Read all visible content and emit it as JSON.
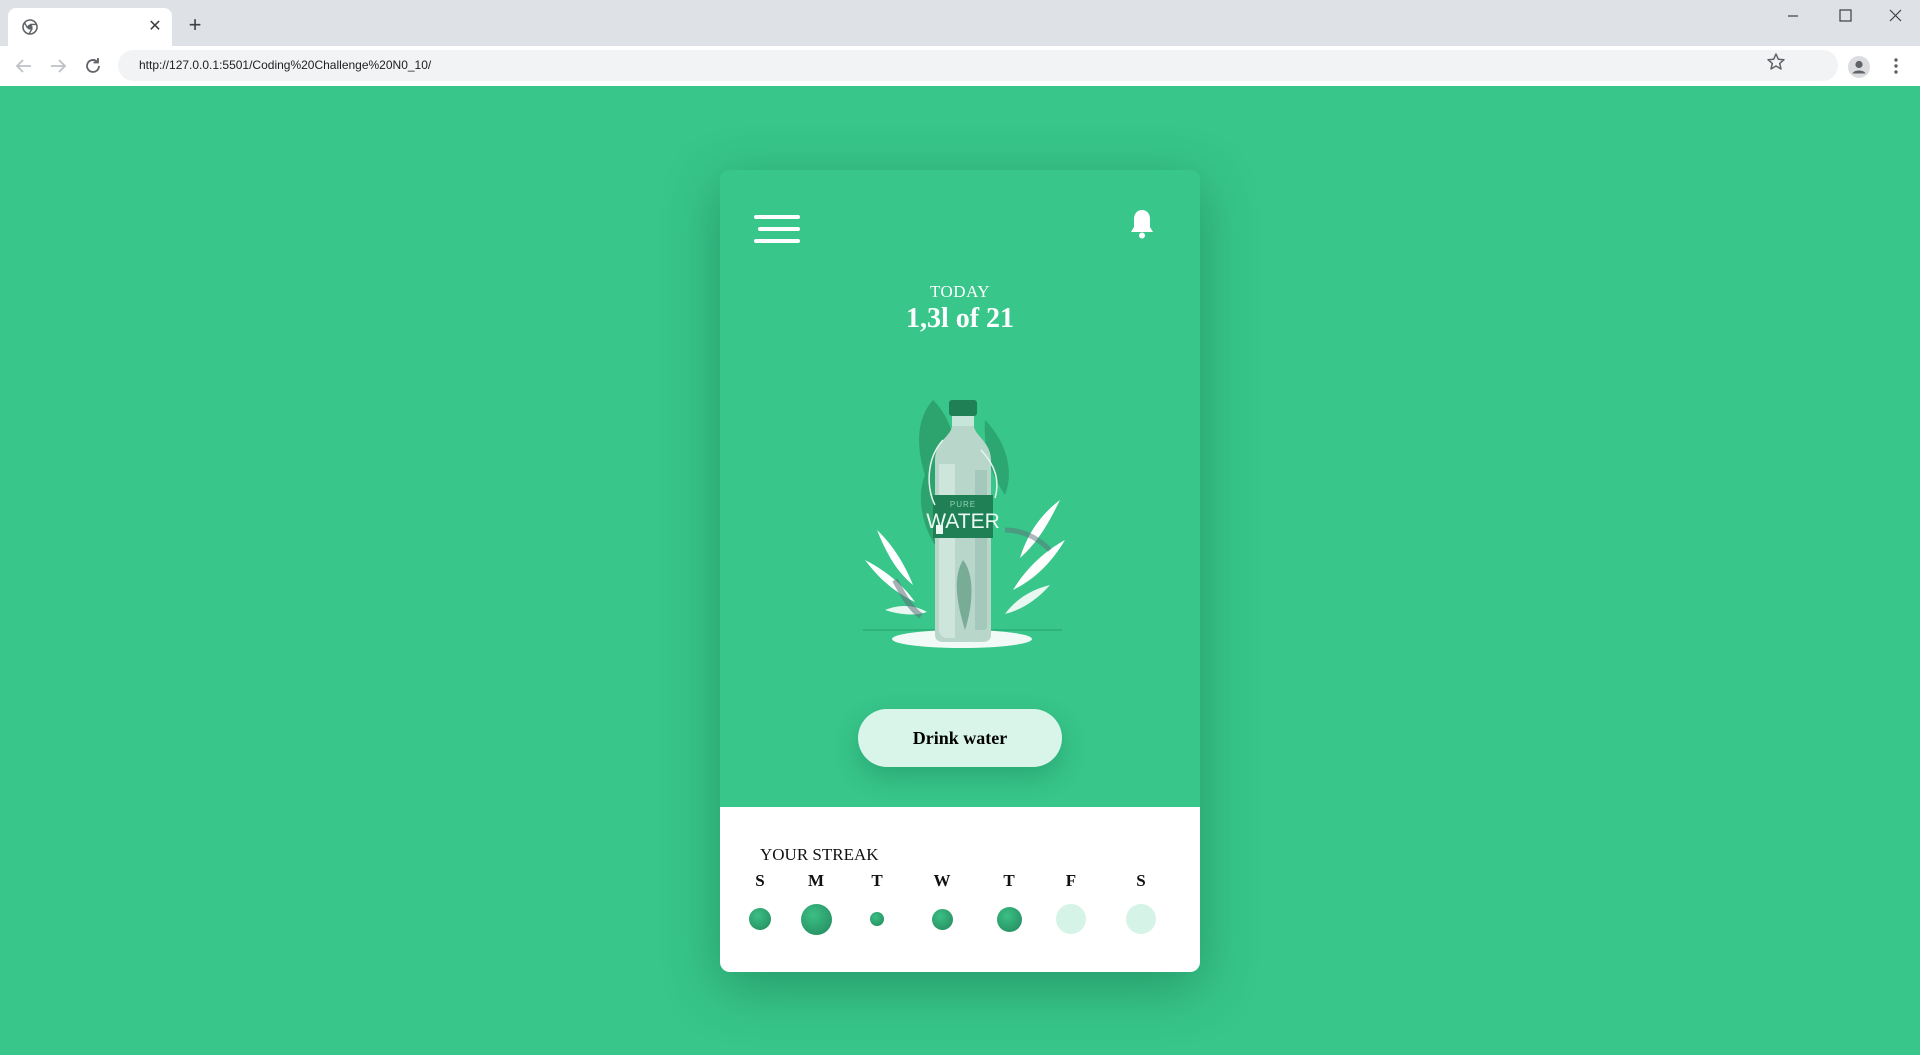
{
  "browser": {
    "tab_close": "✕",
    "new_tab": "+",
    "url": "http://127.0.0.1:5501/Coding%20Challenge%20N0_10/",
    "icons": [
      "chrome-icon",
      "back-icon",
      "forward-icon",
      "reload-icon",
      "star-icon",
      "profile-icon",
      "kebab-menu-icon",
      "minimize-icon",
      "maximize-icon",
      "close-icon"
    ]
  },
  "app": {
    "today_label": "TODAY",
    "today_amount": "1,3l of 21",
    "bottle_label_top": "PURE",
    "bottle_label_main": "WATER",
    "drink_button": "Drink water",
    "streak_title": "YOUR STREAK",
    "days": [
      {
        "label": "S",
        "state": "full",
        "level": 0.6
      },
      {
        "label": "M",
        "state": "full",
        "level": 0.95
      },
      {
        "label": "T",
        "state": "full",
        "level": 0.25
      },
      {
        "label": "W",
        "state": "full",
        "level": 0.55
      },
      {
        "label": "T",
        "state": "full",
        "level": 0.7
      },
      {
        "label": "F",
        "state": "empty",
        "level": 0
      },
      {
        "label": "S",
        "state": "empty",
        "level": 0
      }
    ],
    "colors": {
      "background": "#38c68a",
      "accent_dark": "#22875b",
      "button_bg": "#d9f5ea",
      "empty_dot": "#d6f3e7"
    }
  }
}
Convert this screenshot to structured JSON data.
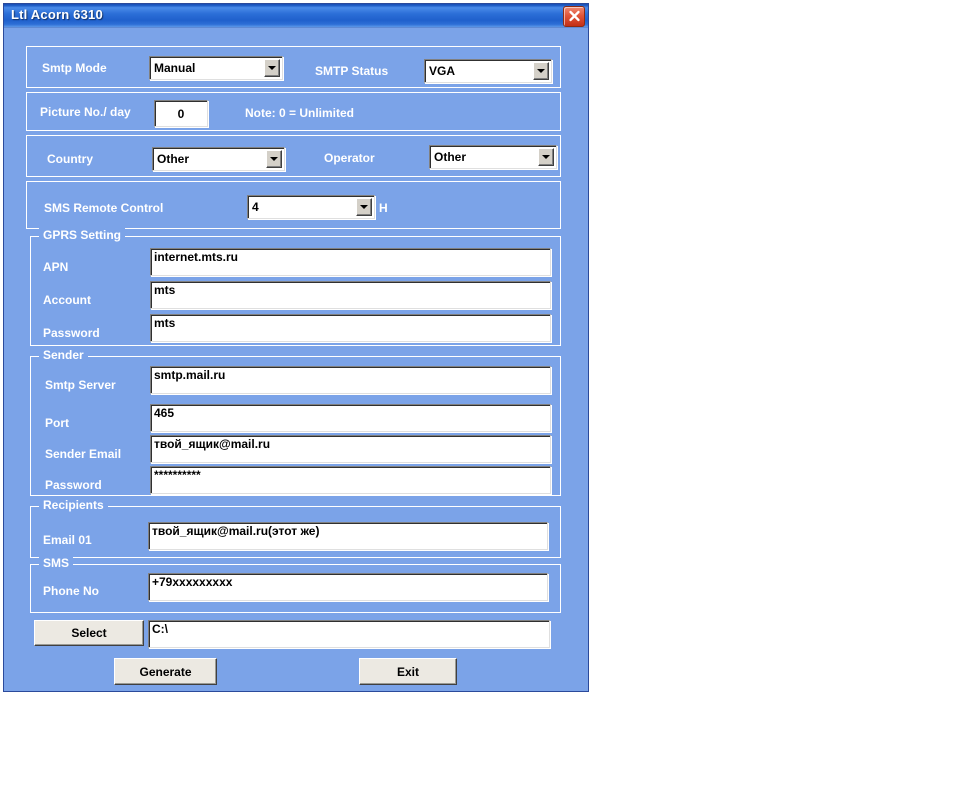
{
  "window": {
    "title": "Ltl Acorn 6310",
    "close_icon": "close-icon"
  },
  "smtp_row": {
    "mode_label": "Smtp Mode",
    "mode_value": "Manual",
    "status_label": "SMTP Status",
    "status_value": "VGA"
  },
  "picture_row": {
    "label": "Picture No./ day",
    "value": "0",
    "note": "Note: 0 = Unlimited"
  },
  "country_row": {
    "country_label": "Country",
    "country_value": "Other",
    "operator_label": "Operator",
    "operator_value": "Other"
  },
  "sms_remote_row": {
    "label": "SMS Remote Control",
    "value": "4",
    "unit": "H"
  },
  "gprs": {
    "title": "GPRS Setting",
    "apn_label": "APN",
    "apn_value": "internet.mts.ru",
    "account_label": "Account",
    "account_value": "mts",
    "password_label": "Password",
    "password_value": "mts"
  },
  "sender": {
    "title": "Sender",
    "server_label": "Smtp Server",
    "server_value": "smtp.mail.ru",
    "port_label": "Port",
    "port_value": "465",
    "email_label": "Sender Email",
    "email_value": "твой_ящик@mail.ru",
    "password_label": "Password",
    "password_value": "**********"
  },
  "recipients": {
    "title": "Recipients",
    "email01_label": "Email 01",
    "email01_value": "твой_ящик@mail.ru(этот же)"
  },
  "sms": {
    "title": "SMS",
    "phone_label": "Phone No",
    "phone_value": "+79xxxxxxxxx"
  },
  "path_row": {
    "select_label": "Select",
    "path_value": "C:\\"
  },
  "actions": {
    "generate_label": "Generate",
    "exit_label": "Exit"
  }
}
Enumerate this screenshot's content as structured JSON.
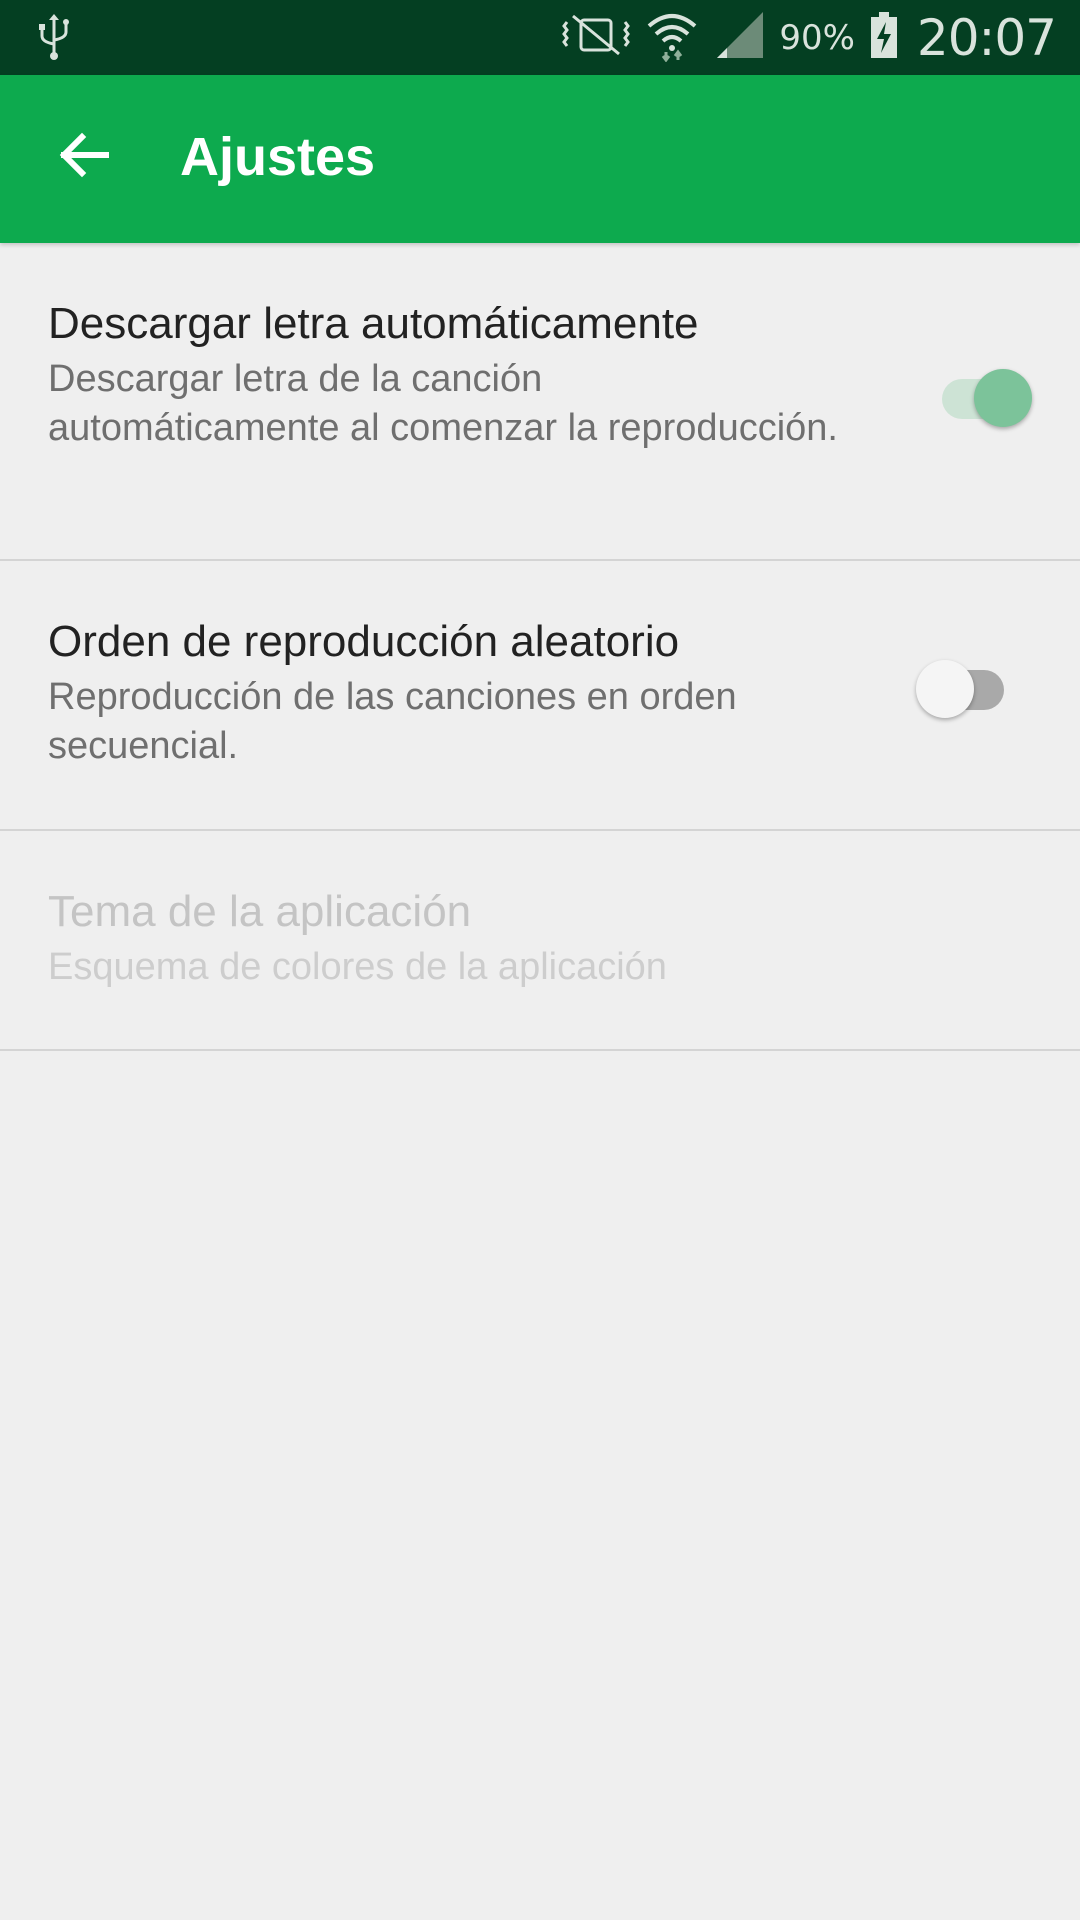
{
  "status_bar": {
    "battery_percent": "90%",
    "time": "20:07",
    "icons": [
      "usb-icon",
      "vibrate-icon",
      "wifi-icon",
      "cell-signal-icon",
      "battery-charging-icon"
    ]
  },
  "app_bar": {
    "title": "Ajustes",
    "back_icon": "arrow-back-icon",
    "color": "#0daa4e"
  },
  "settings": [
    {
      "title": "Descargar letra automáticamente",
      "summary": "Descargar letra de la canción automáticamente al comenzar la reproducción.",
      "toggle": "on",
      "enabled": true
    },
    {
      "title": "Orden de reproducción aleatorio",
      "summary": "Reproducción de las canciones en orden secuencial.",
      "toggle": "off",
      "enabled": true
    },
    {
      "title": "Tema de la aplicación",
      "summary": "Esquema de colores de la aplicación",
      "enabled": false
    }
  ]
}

-----

◆ Exercise directions ◆
Give only the count of lines in the data that include the string "aplicación".

◆ Reply ◆
2